### What is needed:
Set down each entry from the block beneath, exactly as written.

### Data records:

Start

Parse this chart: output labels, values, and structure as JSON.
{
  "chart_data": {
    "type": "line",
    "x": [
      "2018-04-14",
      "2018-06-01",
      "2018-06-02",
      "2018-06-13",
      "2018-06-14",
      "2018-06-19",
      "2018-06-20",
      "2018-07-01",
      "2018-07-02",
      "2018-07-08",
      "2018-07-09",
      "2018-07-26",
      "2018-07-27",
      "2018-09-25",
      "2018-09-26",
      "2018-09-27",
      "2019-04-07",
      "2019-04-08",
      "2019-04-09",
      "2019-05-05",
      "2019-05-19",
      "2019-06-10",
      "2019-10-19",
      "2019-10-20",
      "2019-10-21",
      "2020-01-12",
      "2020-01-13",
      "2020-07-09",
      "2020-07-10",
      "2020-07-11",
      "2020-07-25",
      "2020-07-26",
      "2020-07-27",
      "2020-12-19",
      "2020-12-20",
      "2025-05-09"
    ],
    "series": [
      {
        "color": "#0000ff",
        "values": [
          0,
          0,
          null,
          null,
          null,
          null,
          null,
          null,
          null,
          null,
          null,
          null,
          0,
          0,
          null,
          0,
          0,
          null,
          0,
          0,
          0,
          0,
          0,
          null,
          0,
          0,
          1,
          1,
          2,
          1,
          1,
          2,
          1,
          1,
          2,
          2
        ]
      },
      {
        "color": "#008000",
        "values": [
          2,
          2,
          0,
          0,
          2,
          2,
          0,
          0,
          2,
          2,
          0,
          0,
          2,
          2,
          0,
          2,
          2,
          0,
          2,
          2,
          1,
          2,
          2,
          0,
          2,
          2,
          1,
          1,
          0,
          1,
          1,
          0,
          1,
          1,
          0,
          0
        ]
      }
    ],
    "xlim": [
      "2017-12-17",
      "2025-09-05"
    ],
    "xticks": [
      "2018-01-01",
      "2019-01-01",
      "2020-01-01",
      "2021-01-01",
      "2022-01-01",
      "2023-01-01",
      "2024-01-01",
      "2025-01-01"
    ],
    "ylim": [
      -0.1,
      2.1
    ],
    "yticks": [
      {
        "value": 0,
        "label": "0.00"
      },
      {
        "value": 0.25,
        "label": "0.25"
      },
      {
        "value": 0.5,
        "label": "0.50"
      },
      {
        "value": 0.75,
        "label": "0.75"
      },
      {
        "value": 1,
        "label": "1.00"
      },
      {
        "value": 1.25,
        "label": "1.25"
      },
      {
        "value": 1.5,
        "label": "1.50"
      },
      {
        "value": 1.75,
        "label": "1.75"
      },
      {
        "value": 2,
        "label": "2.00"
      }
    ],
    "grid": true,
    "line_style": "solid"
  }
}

End

### Reply:
Parse this chart: output labels, values, and structure as JSON.
{
  "chart_data": {
    "type": "line",
    "x": [
      "2018-04-14",
      "2018-06-01",
      "2018-06-02",
      "2018-06-13",
      "2018-06-14",
      "2018-06-19",
      "2018-06-20",
      "2018-07-01",
      "2018-07-02",
      "2018-07-08",
      "2018-07-09",
      "2018-07-26",
      "2018-07-27",
      "2018-09-25",
      "2018-09-26",
      "2018-09-27",
      "2019-04-07",
      "2019-04-08",
      "2019-04-09",
      "2019-05-05",
      "2019-05-19",
      "2019-06-10",
      "2019-10-19",
      "2019-10-20",
      "2019-10-21",
      "2020-01-12",
      "2020-01-13",
      "2020-07-09",
      "2020-07-10",
      "2020-07-11",
      "2020-07-25",
      "2020-07-26",
      "2020-07-27",
      "2020-12-19",
      "2020-12-20",
      "2025-05-09"
    ],
    "series": [
      {
        "color": "#0000ff",
        "values": [
          0,
          0,
          null,
          null,
          null,
          null,
          null,
          null,
          null,
          null,
          null,
          null,
          0,
          0,
          null,
          0,
          0,
          null,
          0,
          0,
          0,
          0,
          0,
          null,
          0,
          0,
          1,
          1,
          2,
          1,
          1,
          2,
          1,
          1,
          2,
          2
        ]
      },
      {
        "color": "#008000",
        "values": [
          2,
          2,
          0,
          0,
          2,
          2,
          0,
          0,
          2,
          2,
          0,
          0,
          2,
          2,
          0,
          2,
          2,
          0,
          2,
          2,
          1,
          2,
          2,
          0,
          2,
          2,
          1,
          1,
          0,
          1,
          1,
          0,
          1,
          1,
          0,
          0
        ]
      }
    ],
    "xlim": [
      "2017-12-17",
      "2025-09-05"
    ],
    "xticks": [
      "2018-01-01",
      "2019-01-01",
      "2020-01-01",
      "2021-01-01",
      "2022-01-01",
      "2023-01-01",
      "2024-01-01",
      "2025-01-01"
    ],
    "ylim": [
      -0.1,
      2.1
    ],
    "yticks": [
      {
        "value": 0,
        "label": "0.00"
      },
      {
        "value": 0.25,
        "label": "0.25"
      },
      {
        "value": 0.5,
        "label": "0.50"
      },
      {
        "value": 0.75,
        "label": "0.75"
      },
      {
        "value": 1,
        "label": "1.00"
      },
      {
        "value": 1.25,
        "label": "1.25"
      },
      {
        "value": 1.5,
        "label": "1.50"
      },
      {
        "value": 1.75,
        "label": "1.75"
      },
      {
        "value": 2,
        "label": "2.00"
      }
    ],
    "grid": true,
    "line_style": "solid"
  }
}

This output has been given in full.